start MATERIAL FOR THE TASK
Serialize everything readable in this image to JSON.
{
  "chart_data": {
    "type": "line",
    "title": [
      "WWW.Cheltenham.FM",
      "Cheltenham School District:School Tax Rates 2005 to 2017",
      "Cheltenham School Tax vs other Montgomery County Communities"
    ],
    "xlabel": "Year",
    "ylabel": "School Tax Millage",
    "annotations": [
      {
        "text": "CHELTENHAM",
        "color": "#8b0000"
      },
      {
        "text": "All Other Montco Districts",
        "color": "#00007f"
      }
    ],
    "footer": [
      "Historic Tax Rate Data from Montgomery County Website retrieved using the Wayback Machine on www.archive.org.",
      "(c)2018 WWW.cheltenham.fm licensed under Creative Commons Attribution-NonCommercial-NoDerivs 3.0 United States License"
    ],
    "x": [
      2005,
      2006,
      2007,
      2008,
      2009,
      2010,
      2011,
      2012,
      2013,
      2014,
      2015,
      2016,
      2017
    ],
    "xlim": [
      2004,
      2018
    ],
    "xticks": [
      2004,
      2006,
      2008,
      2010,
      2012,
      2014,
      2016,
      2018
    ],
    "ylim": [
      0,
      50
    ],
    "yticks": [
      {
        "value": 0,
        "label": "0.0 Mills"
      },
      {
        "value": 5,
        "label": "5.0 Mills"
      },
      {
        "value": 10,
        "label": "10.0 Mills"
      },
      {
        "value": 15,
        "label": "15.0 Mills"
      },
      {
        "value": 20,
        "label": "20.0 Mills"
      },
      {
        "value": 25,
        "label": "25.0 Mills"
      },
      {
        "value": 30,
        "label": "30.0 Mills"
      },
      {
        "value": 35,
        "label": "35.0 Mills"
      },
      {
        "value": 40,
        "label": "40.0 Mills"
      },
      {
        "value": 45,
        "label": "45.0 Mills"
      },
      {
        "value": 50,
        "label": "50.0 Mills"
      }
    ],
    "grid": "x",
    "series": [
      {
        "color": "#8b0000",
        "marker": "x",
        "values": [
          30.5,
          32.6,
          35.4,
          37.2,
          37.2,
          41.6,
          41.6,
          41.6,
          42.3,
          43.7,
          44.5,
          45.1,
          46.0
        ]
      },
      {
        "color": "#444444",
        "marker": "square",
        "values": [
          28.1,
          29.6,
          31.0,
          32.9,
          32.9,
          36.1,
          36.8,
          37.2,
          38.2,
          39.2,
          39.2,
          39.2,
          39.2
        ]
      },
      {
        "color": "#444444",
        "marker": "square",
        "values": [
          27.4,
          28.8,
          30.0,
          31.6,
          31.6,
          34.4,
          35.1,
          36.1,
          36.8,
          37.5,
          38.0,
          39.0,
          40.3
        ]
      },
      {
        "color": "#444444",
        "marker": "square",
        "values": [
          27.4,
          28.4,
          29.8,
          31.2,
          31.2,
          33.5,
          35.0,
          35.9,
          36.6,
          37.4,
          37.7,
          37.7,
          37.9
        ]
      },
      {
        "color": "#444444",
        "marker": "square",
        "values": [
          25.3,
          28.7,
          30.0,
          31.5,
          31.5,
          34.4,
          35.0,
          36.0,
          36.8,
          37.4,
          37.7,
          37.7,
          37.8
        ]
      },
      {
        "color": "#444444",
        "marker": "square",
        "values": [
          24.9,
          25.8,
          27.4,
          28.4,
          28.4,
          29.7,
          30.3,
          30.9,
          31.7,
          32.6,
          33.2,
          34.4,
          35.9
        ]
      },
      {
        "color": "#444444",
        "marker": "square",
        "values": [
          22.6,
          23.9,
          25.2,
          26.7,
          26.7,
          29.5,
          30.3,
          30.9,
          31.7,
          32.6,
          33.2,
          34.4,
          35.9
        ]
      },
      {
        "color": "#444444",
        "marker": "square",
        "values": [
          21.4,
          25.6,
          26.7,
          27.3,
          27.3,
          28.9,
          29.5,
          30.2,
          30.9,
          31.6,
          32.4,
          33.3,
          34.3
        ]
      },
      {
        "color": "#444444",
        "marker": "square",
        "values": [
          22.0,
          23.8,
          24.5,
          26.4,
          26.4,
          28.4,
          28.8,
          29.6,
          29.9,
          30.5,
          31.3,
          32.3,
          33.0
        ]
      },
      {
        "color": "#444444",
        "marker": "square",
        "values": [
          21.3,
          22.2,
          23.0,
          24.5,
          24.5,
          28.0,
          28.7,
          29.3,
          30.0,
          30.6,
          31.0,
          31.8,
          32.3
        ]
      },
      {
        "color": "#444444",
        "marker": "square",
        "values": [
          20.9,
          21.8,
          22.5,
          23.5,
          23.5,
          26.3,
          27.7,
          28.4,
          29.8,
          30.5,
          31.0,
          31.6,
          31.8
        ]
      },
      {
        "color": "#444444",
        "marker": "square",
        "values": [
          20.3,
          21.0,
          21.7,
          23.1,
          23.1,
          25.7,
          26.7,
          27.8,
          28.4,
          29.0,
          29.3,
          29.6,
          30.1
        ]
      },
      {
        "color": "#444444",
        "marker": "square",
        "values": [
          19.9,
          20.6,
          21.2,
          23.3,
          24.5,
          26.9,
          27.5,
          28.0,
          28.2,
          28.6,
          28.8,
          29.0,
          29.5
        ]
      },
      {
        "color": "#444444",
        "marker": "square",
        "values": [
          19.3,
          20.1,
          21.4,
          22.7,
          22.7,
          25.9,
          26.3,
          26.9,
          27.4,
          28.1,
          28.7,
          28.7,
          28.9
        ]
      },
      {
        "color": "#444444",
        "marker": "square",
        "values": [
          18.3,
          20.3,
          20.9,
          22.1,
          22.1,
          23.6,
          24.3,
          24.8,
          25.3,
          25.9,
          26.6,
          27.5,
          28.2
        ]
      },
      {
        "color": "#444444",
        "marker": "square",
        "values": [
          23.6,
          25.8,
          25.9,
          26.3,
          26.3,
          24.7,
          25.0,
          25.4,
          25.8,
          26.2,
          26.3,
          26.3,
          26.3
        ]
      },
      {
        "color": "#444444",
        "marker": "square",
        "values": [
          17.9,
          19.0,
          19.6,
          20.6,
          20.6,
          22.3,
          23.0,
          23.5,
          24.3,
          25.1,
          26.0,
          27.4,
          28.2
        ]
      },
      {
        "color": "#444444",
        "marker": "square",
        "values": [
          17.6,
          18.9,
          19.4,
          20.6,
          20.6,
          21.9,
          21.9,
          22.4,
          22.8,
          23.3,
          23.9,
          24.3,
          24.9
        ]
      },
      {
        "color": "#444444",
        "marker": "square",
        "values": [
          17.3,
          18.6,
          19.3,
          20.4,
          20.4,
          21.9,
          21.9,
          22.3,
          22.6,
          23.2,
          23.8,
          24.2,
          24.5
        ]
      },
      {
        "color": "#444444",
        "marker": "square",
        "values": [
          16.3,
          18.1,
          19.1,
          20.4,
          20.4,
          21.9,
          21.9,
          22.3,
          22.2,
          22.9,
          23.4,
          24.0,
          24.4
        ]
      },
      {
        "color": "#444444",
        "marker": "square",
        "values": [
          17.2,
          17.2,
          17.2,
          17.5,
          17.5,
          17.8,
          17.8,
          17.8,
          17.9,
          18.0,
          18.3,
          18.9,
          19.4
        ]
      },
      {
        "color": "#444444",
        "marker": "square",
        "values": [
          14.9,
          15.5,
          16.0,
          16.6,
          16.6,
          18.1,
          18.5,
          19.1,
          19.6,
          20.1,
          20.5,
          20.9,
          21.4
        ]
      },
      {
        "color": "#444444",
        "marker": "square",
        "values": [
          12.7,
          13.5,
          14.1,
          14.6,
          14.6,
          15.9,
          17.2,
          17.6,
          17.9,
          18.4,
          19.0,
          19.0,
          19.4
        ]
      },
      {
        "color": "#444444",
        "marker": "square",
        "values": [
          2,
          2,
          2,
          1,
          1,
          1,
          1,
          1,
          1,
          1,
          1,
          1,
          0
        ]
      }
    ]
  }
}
end MATERIAL FOR THE TASK
Extract all lines of the records above that include "County".

**ANSWER TO THE PROBLEM**
      "Cheltenham School Tax vs other Montgomery County Communities"
      "Historic Tax Rate Data from Montgomery County Website retrieved using the Wayback Machine on www.archive.org.",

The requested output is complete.